YOUR TASK: Check every line of the entries below for the word "Model", and copy the ones that have it.

DATA IN THIS EXERCISE:
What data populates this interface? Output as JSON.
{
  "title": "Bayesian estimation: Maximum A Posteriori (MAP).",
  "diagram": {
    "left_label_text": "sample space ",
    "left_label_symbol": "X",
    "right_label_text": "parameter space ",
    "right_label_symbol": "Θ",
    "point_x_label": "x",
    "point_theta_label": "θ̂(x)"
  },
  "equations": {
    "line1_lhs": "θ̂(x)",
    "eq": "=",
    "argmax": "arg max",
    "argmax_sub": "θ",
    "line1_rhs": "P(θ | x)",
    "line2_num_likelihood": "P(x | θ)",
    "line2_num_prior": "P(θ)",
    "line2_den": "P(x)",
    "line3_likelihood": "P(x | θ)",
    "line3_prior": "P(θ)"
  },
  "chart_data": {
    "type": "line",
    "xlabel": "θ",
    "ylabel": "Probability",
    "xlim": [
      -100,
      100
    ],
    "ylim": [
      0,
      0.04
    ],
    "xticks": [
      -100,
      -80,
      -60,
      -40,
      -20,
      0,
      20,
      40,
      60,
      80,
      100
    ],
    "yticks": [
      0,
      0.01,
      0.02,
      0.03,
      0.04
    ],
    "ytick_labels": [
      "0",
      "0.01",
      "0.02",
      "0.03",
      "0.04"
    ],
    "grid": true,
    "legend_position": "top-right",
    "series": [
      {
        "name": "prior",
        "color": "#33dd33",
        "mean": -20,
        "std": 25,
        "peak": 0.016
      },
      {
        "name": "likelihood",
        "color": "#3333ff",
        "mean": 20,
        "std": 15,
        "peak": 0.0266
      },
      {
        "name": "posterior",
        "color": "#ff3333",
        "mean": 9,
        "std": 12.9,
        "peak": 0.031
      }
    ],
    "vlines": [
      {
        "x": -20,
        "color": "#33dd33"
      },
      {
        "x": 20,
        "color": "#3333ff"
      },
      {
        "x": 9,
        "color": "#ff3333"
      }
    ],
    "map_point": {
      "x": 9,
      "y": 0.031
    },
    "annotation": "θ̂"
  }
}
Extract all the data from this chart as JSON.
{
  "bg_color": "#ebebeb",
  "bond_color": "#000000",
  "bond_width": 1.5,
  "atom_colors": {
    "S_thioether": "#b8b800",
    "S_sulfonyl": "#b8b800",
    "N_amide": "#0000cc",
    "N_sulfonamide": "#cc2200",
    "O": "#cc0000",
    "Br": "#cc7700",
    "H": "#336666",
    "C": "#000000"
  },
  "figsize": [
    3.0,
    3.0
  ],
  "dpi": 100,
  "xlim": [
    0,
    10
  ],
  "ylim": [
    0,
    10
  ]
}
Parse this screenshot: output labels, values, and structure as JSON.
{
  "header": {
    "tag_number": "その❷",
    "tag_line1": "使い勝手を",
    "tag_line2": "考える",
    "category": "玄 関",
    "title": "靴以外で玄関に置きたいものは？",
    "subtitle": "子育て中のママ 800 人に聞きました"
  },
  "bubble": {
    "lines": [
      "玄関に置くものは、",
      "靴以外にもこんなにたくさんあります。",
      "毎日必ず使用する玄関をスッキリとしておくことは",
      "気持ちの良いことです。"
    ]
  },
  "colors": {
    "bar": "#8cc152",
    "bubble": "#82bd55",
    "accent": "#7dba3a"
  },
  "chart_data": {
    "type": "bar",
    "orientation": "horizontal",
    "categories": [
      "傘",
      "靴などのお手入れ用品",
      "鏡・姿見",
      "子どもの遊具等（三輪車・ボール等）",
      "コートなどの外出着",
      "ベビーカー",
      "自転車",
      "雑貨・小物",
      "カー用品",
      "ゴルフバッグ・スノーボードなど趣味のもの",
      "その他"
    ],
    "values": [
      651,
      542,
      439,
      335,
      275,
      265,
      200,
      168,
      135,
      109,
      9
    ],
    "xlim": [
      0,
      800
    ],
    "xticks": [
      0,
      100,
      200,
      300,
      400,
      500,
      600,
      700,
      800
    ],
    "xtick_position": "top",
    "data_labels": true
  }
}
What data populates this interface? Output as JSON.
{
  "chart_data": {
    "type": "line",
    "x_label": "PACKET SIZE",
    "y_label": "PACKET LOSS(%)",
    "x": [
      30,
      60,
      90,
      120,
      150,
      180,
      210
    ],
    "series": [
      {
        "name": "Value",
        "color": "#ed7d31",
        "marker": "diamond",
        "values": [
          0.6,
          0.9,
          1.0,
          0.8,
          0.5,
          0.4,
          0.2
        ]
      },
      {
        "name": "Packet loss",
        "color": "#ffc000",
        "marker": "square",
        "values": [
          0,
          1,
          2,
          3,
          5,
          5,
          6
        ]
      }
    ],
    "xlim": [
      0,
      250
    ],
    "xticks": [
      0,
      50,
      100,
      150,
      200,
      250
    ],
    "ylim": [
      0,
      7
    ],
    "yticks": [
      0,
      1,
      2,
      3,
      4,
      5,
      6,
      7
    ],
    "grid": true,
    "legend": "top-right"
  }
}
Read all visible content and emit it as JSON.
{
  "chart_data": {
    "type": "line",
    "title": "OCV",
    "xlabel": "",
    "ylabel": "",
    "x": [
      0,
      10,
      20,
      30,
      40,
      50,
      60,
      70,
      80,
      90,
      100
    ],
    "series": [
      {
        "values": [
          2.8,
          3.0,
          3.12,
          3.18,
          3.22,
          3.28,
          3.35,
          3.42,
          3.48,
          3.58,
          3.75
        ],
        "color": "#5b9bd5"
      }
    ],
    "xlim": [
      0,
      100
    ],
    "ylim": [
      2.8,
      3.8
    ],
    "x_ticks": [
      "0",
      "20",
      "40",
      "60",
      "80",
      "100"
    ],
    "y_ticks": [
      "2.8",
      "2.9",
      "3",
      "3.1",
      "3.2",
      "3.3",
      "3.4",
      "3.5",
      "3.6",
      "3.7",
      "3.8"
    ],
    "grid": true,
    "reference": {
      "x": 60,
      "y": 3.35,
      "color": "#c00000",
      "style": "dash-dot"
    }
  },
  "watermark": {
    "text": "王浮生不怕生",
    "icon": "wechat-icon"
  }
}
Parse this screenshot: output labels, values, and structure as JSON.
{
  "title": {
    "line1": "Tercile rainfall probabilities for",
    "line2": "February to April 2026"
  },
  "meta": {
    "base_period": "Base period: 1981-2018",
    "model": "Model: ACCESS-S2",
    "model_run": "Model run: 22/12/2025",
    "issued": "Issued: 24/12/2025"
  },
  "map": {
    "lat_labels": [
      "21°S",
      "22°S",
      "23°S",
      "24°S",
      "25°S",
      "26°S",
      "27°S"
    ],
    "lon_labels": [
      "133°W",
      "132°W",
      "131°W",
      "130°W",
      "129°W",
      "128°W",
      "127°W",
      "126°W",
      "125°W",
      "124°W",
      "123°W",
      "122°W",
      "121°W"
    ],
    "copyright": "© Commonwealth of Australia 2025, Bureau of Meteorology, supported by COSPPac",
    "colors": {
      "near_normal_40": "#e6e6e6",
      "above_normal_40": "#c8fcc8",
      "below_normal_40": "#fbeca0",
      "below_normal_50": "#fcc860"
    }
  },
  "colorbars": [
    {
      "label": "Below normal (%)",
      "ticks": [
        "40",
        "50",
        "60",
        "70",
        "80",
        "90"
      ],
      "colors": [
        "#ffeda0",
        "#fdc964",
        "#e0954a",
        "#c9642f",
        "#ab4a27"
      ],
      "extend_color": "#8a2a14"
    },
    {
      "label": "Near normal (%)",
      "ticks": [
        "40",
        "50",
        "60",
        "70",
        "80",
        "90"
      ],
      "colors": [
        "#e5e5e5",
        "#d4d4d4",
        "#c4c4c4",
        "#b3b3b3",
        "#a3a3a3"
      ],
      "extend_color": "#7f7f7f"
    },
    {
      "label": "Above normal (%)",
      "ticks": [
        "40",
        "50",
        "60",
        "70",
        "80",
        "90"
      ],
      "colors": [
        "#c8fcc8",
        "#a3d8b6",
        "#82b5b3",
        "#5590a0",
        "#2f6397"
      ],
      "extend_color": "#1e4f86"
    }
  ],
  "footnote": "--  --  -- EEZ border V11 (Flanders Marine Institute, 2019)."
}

FULL OUTPUT:
    "model": "Model: ACCESS-S2",
    "model_run": "Model run: 22/12/2025",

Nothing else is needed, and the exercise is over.